## To be done
Your task is to repeat the entries exactly. Leave the pictures out.

Entries with figure data:

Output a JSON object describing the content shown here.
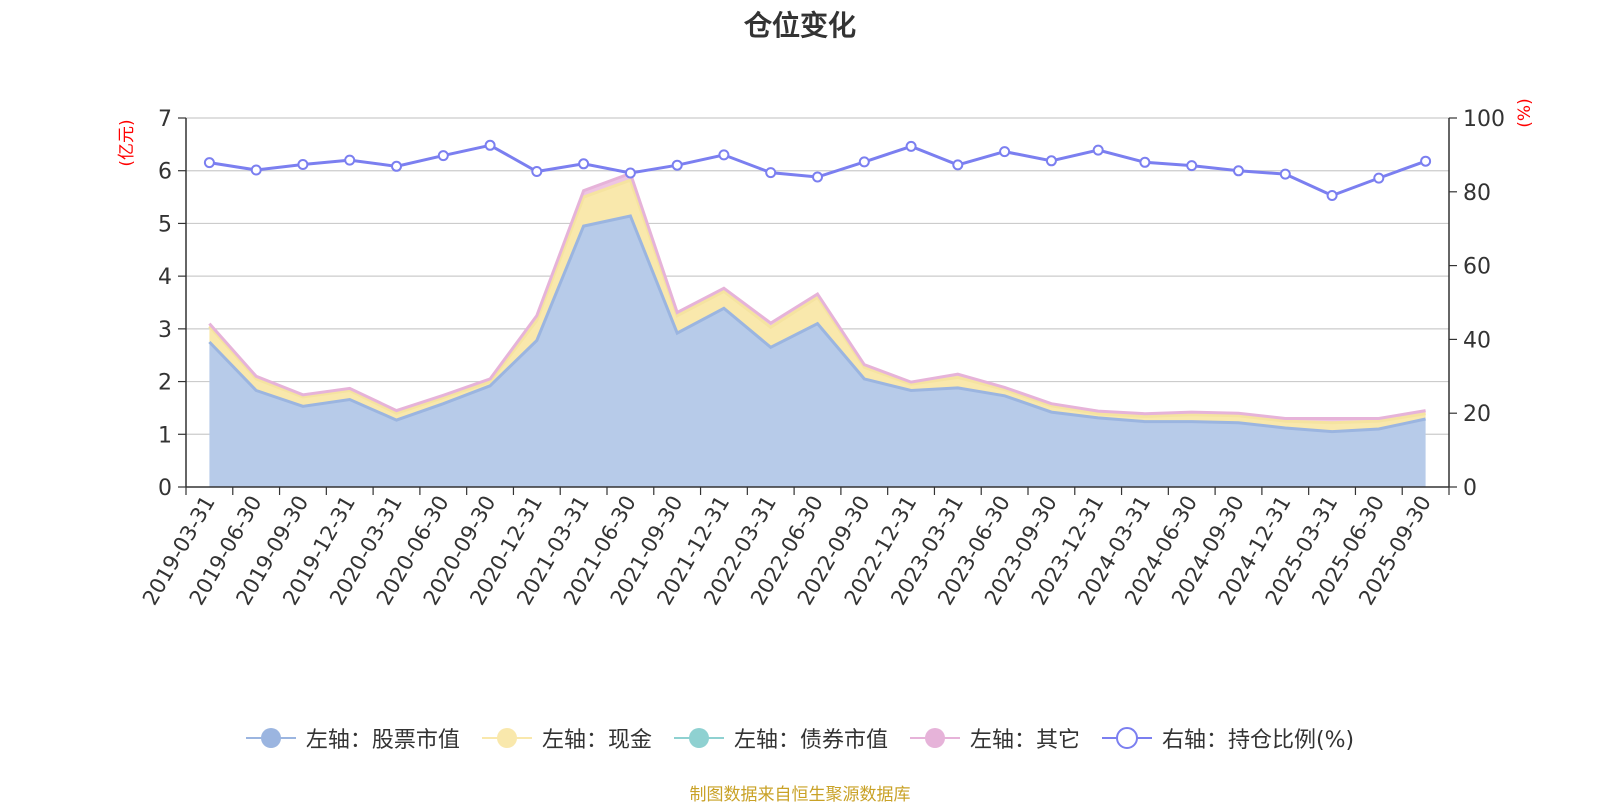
{
  "chart_data": {
    "type": "area",
    "title": "仓位变化",
    "left_axis_label": "(亿元)",
    "right_axis_label": "(%)",
    "left_ylim": [
      0,
      7
    ],
    "left_ticks": [
      0,
      1,
      2,
      3,
      4,
      5,
      6,
      7
    ],
    "right_ylim": [
      0,
      100
    ],
    "right_ticks": [
      0,
      20,
      40,
      60,
      80,
      100
    ],
    "categories": [
      "2019-03-31",
      "2019-06-30",
      "2019-09-30",
      "2019-12-31",
      "2020-03-31",
      "2020-06-30",
      "2020-09-30",
      "2020-12-31",
      "2021-03-31",
      "2021-06-30",
      "2021-09-30",
      "2021-12-31",
      "2022-03-31",
      "2022-06-30",
      "2022-09-30",
      "2022-12-31",
      "2023-03-31",
      "2023-06-30",
      "2023-09-30",
      "2023-12-31",
      "2024-03-31",
      "2024-06-30",
      "2024-09-30",
      "2024-12-31",
      "2025-03-31",
      "2025-06-30",
      "2025-09-30"
    ],
    "series": [
      {
        "name": "左轴：股票市值",
        "axis": "left",
        "type": "area-stacked",
        "color": "#9bb5e0",
        "fill": "#b7cbe9",
        "values": [
          2.75,
          1.83,
          1.53,
          1.66,
          1.27,
          1.58,
          1.92,
          2.78,
          4.95,
          5.14,
          2.92,
          3.39,
          2.65,
          3.1,
          2.05,
          1.83,
          1.88,
          1.73,
          1.42,
          1.31,
          1.24,
          1.24,
          1.22,
          1.12,
          1.05,
          1.1,
          1.29
        ]
      },
      {
        "name": "左轴：现金",
        "axis": "left",
        "type": "area-stacked",
        "color": "#f5e3a0",
        "fill": "#f9e8ac",
        "values": [
          0.3,
          0.22,
          0.18,
          0.17,
          0.13,
          0.12,
          0.08,
          0.38,
          0.55,
          0.68,
          0.33,
          0.32,
          0.38,
          0.5,
          0.22,
          0.12,
          0.2,
          0.12,
          0.12,
          0.08,
          0.1,
          0.13,
          0.13,
          0.13,
          0.17,
          0.15,
          0.1
        ]
      },
      {
        "name": "左轴：债券市值",
        "axis": "left",
        "type": "area-stacked",
        "color": "#8fd1d1",
        "fill": "#a6dcdc",
        "values": [
          0,
          0,
          0,
          0,
          0,
          0,
          0,
          0,
          0,
          0,
          0,
          0,
          0,
          0,
          0,
          0,
          0,
          0,
          0,
          0,
          0,
          0,
          0,
          0,
          0,
          0,
          0
        ]
      },
      {
        "name": "左轴：其它",
        "axis": "left",
        "type": "area-stacked",
        "color": "#e6b3d9",
        "fill": "#eec4e3",
        "values": [
          0.05,
          0.05,
          0.04,
          0.04,
          0.05,
          0.04,
          0.05,
          0.09,
          0.12,
          0.13,
          0.06,
          0.06,
          0.08,
          0.06,
          0.05,
          0.04,
          0.06,
          0.04,
          0.04,
          0.05,
          0.05,
          0.05,
          0.05,
          0.05,
          0.08,
          0.05,
          0.06
        ]
      },
      {
        "name": "右轴：持仓比例(%)",
        "axis": "right",
        "type": "line",
        "color": "#7b7ff0",
        "values": [
          87.9,
          85.9,
          87.4,
          88.6,
          86.9,
          89.8,
          92.6,
          85.5,
          87.6,
          85.1,
          87.2,
          90.0,
          85.2,
          84.0,
          88.1,
          92.3,
          87.3,
          90.9,
          88.4,
          91.3,
          88.0,
          87.1,
          85.7,
          84.8,
          79.0,
          83.7,
          88.3
        ]
      }
    ]
  },
  "legend": [
    {
      "label": "左轴：股票市值",
      "color": "#9bb5e0",
      "kind": "filled"
    },
    {
      "label": "左轴：现金",
      "color": "#f9e8ac",
      "kind": "filled"
    },
    {
      "label": "左轴：债券市值",
      "color": "#8fd1d1",
      "kind": "filled"
    },
    {
      "label": "左轴：其它",
      "color": "#e6b3d9",
      "kind": "filled"
    },
    {
      "label": "右轴：持仓比例(%)",
      "color": "#7b7ff0",
      "kind": "hollow"
    }
  ],
  "source_text": "制图数据来自恒生聚源数据库"
}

## Solution below
Output a JSON object describing the content shown here.
{
  "chart_data": {
    "type": "area",
    "title": "仓位变化",
    "left_axis_label": "(亿元)",
    "right_axis_label": "(%)",
    "left_ylim": [
      0,
      7
    ],
    "left_ticks": [
      0,
      1,
      2,
      3,
      4,
      5,
      6,
      7
    ],
    "right_ylim": [
      0,
      100
    ],
    "right_ticks": [
      0,
      20,
      40,
      60,
      80,
      100
    ],
    "categories": [
      "2019-03-31",
      "2019-06-30",
      "2019-09-30",
      "2019-12-31",
      "2020-03-31",
      "2020-06-30",
      "2020-09-30",
      "2020-12-31",
      "2021-03-31",
      "2021-06-30",
      "2021-09-30",
      "2021-12-31",
      "2022-03-31",
      "2022-06-30",
      "2022-09-30",
      "2022-12-31",
      "2023-03-31",
      "2023-06-30",
      "2023-09-30",
      "2023-12-31",
      "2024-03-31",
      "2024-06-30",
      "2024-09-30",
      "2024-12-31",
      "2025-03-31",
      "2025-06-30",
      "2025-09-30"
    ],
    "series": [
      {
        "name": "左轴：股票市值",
        "axis": "left",
        "type": "area-stacked",
        "color": "#9bb5e0",
        "fill": "#b7cbe9",
        "values": [
          2.75,
          1.83,
          1.53,
          1.66,
          1.27,
          1.58,
          1.92,
          2.78,
          4.95,
          5.14,
          2.92,
          3.39,
          2.65,
          3.1,
          2.05,
          1.83,
          1.88,
          1.73,
          1.42,
          1.31,
          1.24,
          1.24,
          1.22,
          1.12,
          1.05,
          1.1,
          1.29
        ]
      },
      {
        "name": "左轴：现金",
        "axis": "left",
        "type": "area-stacked",
        "color": "#f5e3a0",
        "fill": "#f9e8ac",
        "values": [
          0.3,
          0.22,
          0.18,
          0.17,
          0.13,
          0.12,
          0.08,
          0.38,
          0.55,
          0.68,
          0.33,
          0.32,
          0.38,
          0.5,
          0.22,
          0.12,
          0.2,
          0.12,
          0.12,
          0.08,
          0.1,
          0.13,
          0.13,
          0.13,
          0.17,
          0.15,
          0.1
        ]
      },
      {
        "name": "左轴：债券市值",
        "axis": "left",
        "type": "area-stacked",
        "color": "#8fd1d1",
        "fill": "#a6dcdc",
        "values": [
          0,
          0,
          0,
          0,
          0,
          0,
          0,
          0,
          0,
          0,
          0,
          0,
          0,
          0,
          0,
          0,
          0,
          0,
          0,
          0,
          0,
          0,
          0,
          0,
          0,
          0,
          0
        ]
      },
      {
        "name": "左轴：其它",
        "axis": "left",
        "type": "area-stacked",
        "color": "#e6b3d9",
        "fill": "#eec4e3",
        "values": [
          0.05,
          0.05,
          0.04,
          0.04,
          0.05,
          0.04,
          0.05,
          0.09,
          0.12,
          0.13,
          0.06,
          0.06,
          0.08,
          0.06,
          0.05,
          0.04,
          0.06,
          0.04,
          0.04,
          0.05,
          0.05,
          0.05,
          0.05,
          0.05,
          0.08,
          0.05,
          0.06
        ]
      },
      {
        "name": "右轴：持仓比例(%)",
        "axis": "right",
        "type": "line",
        "color": "#7b7ff0",
        "values": [
          87.9,
          85.9,
          87.4,
          88.6,
          86.9,
          89.8,
          92.6,
          85.5,
          87.6,
          85.1,
          87.2,
          90.0,
          85.2,
          84.0,
          88.1,
          92.3,
          87.3,
          90.9,
          88.4,
          91.3,
          88.0,
          87.1,
          85.7,
          84.8,
          79.0,
          83.7,
          88.3
        ]
      }
    ]
  },
  "legend": [
    {
      "label": "左轴：股票市值",
      "color": "#9bb5e0",
      "kind": "filled"
    },
    {
      "label": "左轴：现金",
      "color": "#f9e8ac",
      "kind": "filled"
    },
    {
      "label": "左轴：债券市值",
      "color": "#8fd1d1",
      "kind": "filled"
    },
    {
      "label": "左轴：其它",
      "color": "#e6b3d9",
      "kind": "filled"
    },
    {
      "label": "右轴：持仓比例(%)",
      "color": "#7b7ff0",
      "kind": "hollow"
    }
  ],
  "source_text": "制图数据来自恒生聚源数据库"
}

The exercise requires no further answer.